**Rows**
___

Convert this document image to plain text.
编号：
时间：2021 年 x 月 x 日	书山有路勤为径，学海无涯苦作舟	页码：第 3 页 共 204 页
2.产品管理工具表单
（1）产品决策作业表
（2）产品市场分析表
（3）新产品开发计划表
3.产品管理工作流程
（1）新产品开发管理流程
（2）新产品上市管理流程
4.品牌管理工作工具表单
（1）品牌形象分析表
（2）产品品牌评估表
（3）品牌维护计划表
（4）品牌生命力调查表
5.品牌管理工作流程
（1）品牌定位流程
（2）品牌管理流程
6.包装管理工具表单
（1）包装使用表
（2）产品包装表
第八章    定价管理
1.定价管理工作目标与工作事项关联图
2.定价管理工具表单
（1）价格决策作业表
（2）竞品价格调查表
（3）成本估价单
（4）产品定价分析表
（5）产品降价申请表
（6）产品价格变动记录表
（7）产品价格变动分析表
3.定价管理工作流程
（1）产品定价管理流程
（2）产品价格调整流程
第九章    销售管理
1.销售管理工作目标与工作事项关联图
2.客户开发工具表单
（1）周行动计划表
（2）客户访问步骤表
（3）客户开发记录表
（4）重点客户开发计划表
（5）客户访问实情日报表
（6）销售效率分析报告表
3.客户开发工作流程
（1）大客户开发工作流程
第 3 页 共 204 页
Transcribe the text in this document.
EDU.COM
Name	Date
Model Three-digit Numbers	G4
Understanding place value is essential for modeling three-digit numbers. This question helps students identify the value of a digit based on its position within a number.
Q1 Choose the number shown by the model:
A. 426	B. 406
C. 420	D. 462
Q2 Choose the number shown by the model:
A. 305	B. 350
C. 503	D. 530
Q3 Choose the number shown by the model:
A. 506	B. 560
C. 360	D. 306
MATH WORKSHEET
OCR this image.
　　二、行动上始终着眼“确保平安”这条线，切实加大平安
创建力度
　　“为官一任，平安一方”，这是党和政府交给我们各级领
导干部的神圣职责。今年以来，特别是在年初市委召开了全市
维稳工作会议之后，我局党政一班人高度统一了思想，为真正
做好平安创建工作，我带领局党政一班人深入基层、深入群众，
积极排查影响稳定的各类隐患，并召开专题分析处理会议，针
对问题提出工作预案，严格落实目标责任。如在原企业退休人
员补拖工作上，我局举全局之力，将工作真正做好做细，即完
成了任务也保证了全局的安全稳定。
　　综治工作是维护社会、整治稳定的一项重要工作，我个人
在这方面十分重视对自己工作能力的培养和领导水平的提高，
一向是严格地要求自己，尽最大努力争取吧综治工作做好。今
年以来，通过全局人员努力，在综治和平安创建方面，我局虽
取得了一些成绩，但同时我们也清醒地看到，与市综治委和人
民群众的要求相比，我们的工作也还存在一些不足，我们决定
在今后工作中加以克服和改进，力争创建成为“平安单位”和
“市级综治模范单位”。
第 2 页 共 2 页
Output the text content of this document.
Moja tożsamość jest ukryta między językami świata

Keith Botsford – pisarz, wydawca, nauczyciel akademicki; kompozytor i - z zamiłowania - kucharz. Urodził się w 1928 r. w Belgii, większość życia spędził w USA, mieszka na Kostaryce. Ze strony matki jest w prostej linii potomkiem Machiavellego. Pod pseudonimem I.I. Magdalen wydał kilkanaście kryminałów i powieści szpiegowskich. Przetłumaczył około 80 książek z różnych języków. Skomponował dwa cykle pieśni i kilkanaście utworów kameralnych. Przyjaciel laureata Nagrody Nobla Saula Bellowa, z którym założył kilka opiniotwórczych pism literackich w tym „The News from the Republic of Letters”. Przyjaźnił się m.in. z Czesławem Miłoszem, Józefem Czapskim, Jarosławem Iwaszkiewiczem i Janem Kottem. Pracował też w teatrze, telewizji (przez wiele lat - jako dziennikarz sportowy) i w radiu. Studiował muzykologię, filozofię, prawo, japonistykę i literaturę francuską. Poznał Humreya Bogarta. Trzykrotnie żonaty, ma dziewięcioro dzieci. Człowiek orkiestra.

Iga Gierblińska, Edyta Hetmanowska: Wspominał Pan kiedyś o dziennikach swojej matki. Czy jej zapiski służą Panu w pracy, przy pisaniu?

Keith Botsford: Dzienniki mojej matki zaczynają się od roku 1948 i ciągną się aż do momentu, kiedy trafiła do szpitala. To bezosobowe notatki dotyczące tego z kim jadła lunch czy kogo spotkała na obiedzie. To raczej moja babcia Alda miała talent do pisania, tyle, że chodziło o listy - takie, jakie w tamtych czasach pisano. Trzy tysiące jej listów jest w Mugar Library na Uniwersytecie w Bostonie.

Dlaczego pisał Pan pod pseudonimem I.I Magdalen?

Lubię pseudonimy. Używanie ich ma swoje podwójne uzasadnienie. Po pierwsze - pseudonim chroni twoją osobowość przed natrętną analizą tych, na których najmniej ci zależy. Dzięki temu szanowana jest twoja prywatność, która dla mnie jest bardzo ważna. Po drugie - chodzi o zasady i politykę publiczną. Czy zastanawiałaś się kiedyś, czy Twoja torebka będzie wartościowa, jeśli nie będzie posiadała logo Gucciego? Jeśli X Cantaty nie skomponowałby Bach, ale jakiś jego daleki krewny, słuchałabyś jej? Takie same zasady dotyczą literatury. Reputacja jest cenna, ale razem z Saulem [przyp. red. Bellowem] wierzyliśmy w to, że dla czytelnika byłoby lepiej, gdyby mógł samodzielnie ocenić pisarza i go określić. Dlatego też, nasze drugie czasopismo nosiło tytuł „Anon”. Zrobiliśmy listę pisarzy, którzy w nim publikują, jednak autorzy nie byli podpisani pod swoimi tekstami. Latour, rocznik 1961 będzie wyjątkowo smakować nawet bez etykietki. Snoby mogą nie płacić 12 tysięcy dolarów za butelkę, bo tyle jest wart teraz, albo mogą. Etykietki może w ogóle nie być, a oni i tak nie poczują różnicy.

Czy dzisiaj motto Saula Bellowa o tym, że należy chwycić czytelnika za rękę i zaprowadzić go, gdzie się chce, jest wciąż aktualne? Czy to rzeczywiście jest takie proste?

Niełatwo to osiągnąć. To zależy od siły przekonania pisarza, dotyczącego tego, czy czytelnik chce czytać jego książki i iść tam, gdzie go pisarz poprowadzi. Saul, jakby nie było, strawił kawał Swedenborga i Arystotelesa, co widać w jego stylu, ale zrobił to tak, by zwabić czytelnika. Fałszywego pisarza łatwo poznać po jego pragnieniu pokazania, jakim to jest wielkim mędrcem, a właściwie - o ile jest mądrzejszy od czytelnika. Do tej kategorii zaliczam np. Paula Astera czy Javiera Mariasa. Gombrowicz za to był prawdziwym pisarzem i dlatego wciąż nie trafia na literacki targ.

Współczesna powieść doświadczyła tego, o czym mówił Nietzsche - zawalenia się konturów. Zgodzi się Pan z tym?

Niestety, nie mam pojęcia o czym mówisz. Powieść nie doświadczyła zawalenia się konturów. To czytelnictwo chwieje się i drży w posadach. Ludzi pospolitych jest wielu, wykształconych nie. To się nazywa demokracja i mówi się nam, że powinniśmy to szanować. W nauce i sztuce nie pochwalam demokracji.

___

**Written instruction**
From the data above, extract every line in its exact form.

**Result for this exercise**
Convert this document image to plain text.
编号：
时间：2021 年 x 月 x 日	书山有路勤为径，学海无涯苦作舟	页码：第 3 页 共 204 页
2.产品管理工具表单
（1）产品决策作业表
（2）产品市场分析表
（3）新产品开发计划表
3.产品管理工作流程
（1）新产品开发管理流程
（2）新产品上市管理流程
4.品牌管理工作工具表单
（1）品牌形象分析表
（2）产品品牌评估表
（3）品牌维护计划表
（4）品牌生命力调查表
5.品牌管理工作流程
（1）品牌定位流程
（2）品牌管理流程
6.包装管理工具表单
（1）包装使用表
（2）产品包装表
第八章    定价管理
1.定价管理工作目标与工作事项关联图
2.定价管理工具表单
（1）价格决策作业表
（2）竞品价格调查表
（3）成本估价单
（4）产品定价分析表
（5）产品降价申请表
（6）产品价格变动记录表
（7）产品价格变动分析表
3.定价管理工作流程
（1）产品定价管理流程
（2）产品价格调整流程
第九章    销售管理
1.销售管理工作目标与工作事项关联图
2.客户开发工具表单
（1）周行动计划表
（2）客户访问步骤表
（3）客户开发记录表
（4）重点客户开发计划表
（5）客户访问实情日报表
（6）销售效率分析报告表
3.客户开发工作流程
（1）大客户开发工作流程
第 3 页 共 204 页
Transcribe the text in this document.
EDU.COM
Name	Date
Model Three-digit Numbers	G4
Understanding place value is essential for modeling three-digit numbers. This question helps students identify the value of a digit based on its position within a number.
Q1 Choose the number shown by the model:
A. 426	B. 406
C. 420	D. 462
Q2 Choose the number shown by the model:
A. 305	B. 350
C. 503	D. 530
Q3 Choose the number shown by the model:
A. 506	B. 560
C. 360	D. 306
MATH WORKSHEET
OCR this image.
　　二、行动上始终着眼“确保平安”这条线，切实加大平安
创建力度
　　“为官一任，平安一方”，这是党和政府交给我们各级领
导干部的神圣职责。今年以来，特别是在年初市委召开了全市
维稳工作会议之后，我局党政一班人高度统一了思想，为真正
做好平安创建工作，我带领局党政一班人深入基层、深入群众，
积极排查影响稳定的各类隐患，并召开专题分析处理会议，针
对问题提出工作预案，严格落实目标责任。如在原企业退休人
员补拖工作上，我局举全局之力，将工作真正做好做细，即完
成了任务也保证了全局的安全稳定。
　　综治工作是维护社会、整治稳定的一项重要工作，我个人
在这方面十分重视对自己工作能力的培养和领导水平的提高，
一向是严格地要求自己，尽最大努力争取吧综治工作做好。今
年以来，通过全局人员努力，在综治和平安创建方面，我局虽
取得了一些成绩，但同时我们也清醒地看到，与市综治委和人
民群众的要求相比，我们的工作也还存在一些不足，我们决定
在今后工作中加以克服和改进，力争创建成为“平安单位”和
“市级综治模范单位”。
第 2 页 共 2 页
Output the text content of this document.
Moja tożsamość jest ukryta między językami świata

Keith Botsford – pisarz, wydawca, nauczyciel akademicki; kompozytor i - z zamiłowania - kucharz. Urodził się w 1928 r. w Belgii, większość życia spędził w USA, mieszka na Kostaryce. Ze strony matki jest w prostej linii potomkiem Machiavellego. Pod pseudonimem I.I. Magdalen wydał kilkanaście kryminałów i powieści szpiegowskich. Przetłumaczył około 80 książek z różnych języków. Skomponował dwa cykle pieśni i kilkanaście utworów kameralnych. Przyjaciel laureata Nagrody Nobla Saula Bellowa, z którym założył kilka opiniotwórczych pism literackich w tym „The News from the Republic of Letters”. Przyjaźnił się m.in. z Czesławem Miłoszem, Józefem Czapskim, Jarosławem Iwaszkiewiczem i Janem Kottem. Pracował też w teatrze, telewizji (przez wiele lat - jako dziennikarz sportowy) i w radiu. Studiował muzykologię, filozofię, prawo, japonistykę i literaturę francuską. Poznał Humreya Bogarta. Trzykrotnie żonaty, ma dziewięcioro dzieci. Człowiek orkiestra.

Iga Gierblińska, Edyta Hetmanowska: Wspominał Pan kiedyś o dziennikach swojej matki. Czy jej zapiski służą Panu w pracy, przy pisaniu?

Keith Botsford: Dzienniki mojej matki zaczynają się od roku 1948 i ciągną się aż do momentu, kiedy trafiła do szpitala. To bezosobowe notatki dotyczące tego z kim jadła lunch czy kogo spotkała na obiedzie. To raczej moja babcia Alda miała talent do pisania, tyle, że chodziło o listy - takie, jakie w tamtych czasach pisano. Trzy tysiące jej listów jest w Mugar Library na Uniwersytecie w Bostonie.

Dlaczego pisał Pan pod pseudonimem I.I Magdalen?

Lubię pseudonimy. Używanie ich ma swoje podwójne uzasadnienie. Po pierwsze - pseudonim chroni twoją osobowość przed natrętną analizą tych, na których najmniej ci zależy. Dzięki temu szanowana jest twoja prywatność, która dla mnie jest bardzo ważna. Po drugie - chodzi o zasady i politykę publiczną. Czy zastanawiałaś się kiedyś, czy Twoja torebka będzie wartościowa, jeśli nie będzie posiadała logo Gucciego? Jeśli X Cantaty nie skomponowałby Bach, ale jakiś jego daleki krewny, słuchałabyś jej? Takie same zasady dotyczą literatury. Reputacja jest cenna, ale razem z Saulem [przyp. red. Bellowem] wierzyliśmy w to, że dla czytelnika byłoby lepiej, gdyby mógł samodzielnie ocenić pisarza i go określić. Dlatego też, nasze drugie czasopismo nosiło tytuł „Anon”. Zrobiliśmy listę pisarzy, którzy w nim publikują, jednak autorzy nie byli podpisani pod swoimi tekstami. Latour, rocznik 1961 będzie wyjątkowo smakować nawet bez etykietki. Snoby mogą nie płacić 12 tysięcy dolarów za butelkę, bo tyle jest wart teraz, albo mogą. Etykietki może w ogóle nie być, a oni i tak nie poczują różnicy.

Czy dzisiaj motto Saula Bellowa o tym, że należy chwycić czytelnika za rękę i zaprowadzić go, gdzie się chce, jest wciąż aktualne? Czy to rzeczywiście jest takie proste?

Niełatwo to osiągnąć. To zależy od siły przekonania pisarza, dotyczącego tego, czy czytelnik chce czytać jego książki i iść tam, gdzie go pisarz poprowadzi. Saul, jakby nie było, strawił kawał Swedenborga i Arystotelesa, co widać w jego stylu, ale zrobił to tak, by zwabić czytelnika. Fałszywego pisarza łatwo poznać po jego pragnieniu pokazania, jakim to jest wielkim mędrcem, a właściwie - o ile jest mądrzejszy od czytelnika. Do tej kategorii zaliczam np. Paula Astera czy Javiera Mariasa. Gombrowicz za to był prawdziwym pisarzem i dlatego wciąż nie trafia na literacki targ.

Współczesna powieść doświadczyła tego, o czym mówił Nietzsche - zawalenia się konturów. Zgodzi się Pan z tym?

Niestety, nie mam pojęcia o czym mówisz. Powieść nie doświadczyła zawalenia się konturów. To czytelnictwo chwieje się i drży w posadach. Ludzi pospolitych jest wielu, wykształconych nie. To się nazywa demokracja i mówi się nam, że powinniśmy to szanować. W nauce i sztuce nie pochwalam demokracji.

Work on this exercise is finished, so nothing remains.